**Exercise goal:** Reproduce the entire listing word for word.

(Extracted records)
++++++

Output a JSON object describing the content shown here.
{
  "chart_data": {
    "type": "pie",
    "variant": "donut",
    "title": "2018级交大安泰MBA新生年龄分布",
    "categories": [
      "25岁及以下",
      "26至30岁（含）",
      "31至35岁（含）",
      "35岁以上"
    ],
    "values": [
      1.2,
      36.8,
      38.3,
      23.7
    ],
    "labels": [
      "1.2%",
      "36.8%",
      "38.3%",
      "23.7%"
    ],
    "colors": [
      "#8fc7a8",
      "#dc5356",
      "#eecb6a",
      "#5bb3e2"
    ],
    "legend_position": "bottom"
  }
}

++++++

**Response to the exercise:**
Output a JSON object describing the content shown here.
{
  "chart_data": {
    "type": "pie",
    "variant": "donut",
    "title": "2018级交大安泰MBA新生年龄分布",
    "categories": [
      "25岁及以下",
      "26至30岁（含）",
      "31至35岁（含）",
      "35岁以上"
    ],
    "values": [
      1.2,
      36.8,
      38.3,
      23.7
    ],
    "labels": [
      "1.2%",
      "36.8%",
      "38.3%",
      "23.7%"
    ],
    "colors": [
      "#8fc7a8",
      "#dc5356",
      "#eecb6a",
      "#5bb3e2"
    ],
    "legend_position": "bottom"
  }
}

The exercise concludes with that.